REQUEST - Give an exact copy of every line, leaving images out.

Entries taken from a collection:

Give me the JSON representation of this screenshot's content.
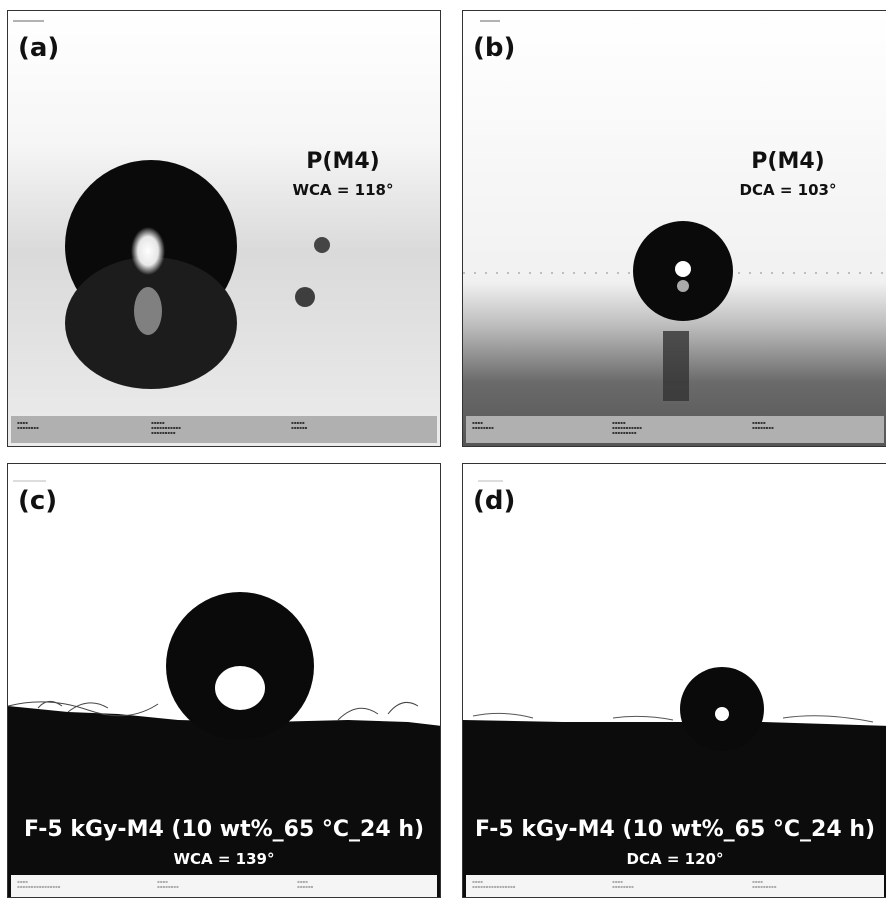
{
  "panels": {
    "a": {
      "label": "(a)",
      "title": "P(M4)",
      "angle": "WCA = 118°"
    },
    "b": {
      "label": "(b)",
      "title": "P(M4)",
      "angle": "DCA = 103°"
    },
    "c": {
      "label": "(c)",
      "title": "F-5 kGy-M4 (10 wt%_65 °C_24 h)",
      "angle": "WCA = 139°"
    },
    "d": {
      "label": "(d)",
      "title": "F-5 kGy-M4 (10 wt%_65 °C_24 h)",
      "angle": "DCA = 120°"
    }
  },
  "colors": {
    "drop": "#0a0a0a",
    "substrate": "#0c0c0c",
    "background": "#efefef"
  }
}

EXERCISE ANSWER -
Give me the JSON representation of this screenshot's content.
{
  "panels": {
    "a": {
      "label": "(a)",
      "title": "P(M4)",
      "angle": "WCA = 118°"
    },
    "b": {
      "label": "(b)",
      "title": "P(M4)",
      "angle": "DCA = 103°"
    },
    "c": {
      "label": "(c)",
      "title": "F-5 kGy-M4 (10 wt%_65 °C_24 h)",
      "angle": "WCA = 139°"
    },
    "d": {
      "label": "(d)",
      "title": "F-5 kGy-M4 (10 wt%_65 °C_24 h)",
      "angle": "DCA = 120°"
    }
  },
  "colors": {
    "drop": "#0a0a0a",
    "substrate": "#0c0c0c",
    "background": "#efefef"
  }
}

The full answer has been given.